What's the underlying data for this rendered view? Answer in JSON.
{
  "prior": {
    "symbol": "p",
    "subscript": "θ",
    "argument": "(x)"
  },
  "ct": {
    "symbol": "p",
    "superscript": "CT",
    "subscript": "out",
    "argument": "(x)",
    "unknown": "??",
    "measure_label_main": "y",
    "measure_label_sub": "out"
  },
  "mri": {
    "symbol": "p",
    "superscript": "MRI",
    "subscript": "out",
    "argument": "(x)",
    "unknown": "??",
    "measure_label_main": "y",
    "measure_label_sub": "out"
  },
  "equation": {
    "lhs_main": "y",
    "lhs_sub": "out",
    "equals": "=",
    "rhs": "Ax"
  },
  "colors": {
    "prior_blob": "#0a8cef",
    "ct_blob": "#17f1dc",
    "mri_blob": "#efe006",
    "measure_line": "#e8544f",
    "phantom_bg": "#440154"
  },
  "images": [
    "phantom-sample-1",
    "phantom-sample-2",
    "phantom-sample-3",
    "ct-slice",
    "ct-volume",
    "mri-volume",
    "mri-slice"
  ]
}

• • • • • • •

_Exercise details:_ Output all of the data above without any alteration.

_Task output:_
What's the underlying data for this rendered view? Answer in JSON.
{
  "prior": {
    "symbol": "p",
    "subscript": "θ",
    "argument": "(x)"
  },
  "ct": {
    "symbol": "p",
    "superscript": "CT",
    "subscript": "out",
    "argument": "(x)",
    "unknown": "??",
    "measure_label_main": "y",
    "measure_label_sub": "out"
  },
  "mri": {
    "symbol": "p",
    "superscript": "MRI",
    "subscript": "out",
    "argument": "(x)",
    "unknown": "??",
    "measure_label_main": "y",
    "measure_label_sub": "out"
  },
  "equation": {
    "lhs_main": "y",
    "lhs_sub": "out",
    "equals": "=",
    "rhs": "Ax"
  },
  "colors": {
    "prior_blob": "#0a8cef",
    "ct_blob": "#17f1dc",
    "mri_blob": "#efe006",
    "measure_line": "#e8544f",
    "phantom_bg": "#440154"
  },
  "images": [
    "phantom-sample-1",
    "phantom-sample-2",
    "phantom-sample-3",
    "ct-slice",
    "ct-volume",
    "mri-volume",
    "mri-slice"
  ]
}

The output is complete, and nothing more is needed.